Narrow the data below down to the lines containing "dilate".

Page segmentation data
·····
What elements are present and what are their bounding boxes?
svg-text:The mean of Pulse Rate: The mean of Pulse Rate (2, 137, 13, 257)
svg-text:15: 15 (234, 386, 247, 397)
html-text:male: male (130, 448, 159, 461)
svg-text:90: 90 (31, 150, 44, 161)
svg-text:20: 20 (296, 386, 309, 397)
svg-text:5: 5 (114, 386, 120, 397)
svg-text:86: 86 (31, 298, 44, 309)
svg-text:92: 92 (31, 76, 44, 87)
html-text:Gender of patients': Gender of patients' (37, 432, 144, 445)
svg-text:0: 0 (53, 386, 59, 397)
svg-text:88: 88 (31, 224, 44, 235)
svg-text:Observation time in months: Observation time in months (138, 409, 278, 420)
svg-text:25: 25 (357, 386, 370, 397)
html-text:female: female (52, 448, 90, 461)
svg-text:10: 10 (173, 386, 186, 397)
·····
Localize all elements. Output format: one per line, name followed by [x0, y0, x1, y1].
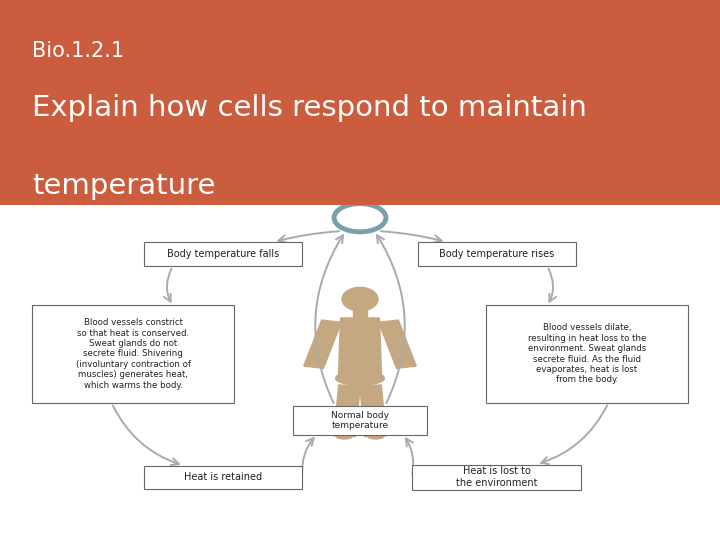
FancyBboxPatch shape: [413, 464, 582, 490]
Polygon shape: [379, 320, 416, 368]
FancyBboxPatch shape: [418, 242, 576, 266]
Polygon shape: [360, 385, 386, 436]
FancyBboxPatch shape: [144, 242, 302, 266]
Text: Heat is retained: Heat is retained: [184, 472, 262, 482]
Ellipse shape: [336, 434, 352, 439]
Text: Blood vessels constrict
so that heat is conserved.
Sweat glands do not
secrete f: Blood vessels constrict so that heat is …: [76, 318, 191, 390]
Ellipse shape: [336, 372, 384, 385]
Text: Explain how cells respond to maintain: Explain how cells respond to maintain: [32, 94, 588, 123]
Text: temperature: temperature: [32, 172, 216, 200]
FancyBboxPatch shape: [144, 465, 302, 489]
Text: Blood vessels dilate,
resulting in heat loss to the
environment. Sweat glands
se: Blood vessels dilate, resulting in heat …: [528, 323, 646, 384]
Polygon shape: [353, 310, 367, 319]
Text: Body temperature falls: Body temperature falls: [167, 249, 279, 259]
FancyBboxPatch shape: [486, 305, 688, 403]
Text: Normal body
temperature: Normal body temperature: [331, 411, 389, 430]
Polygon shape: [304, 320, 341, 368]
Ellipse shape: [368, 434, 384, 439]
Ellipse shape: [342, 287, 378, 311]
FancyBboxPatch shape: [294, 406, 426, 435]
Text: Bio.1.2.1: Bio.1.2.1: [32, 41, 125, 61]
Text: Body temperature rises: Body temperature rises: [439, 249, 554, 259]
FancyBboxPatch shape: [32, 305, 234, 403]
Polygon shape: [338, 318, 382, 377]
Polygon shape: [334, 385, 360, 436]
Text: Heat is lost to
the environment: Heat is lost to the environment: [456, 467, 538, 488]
·····
_Output for this task_
Text: Blood vessels dilate,
se: Blood vessels dilate, resulting in heat …: [528, 323, 646, 384]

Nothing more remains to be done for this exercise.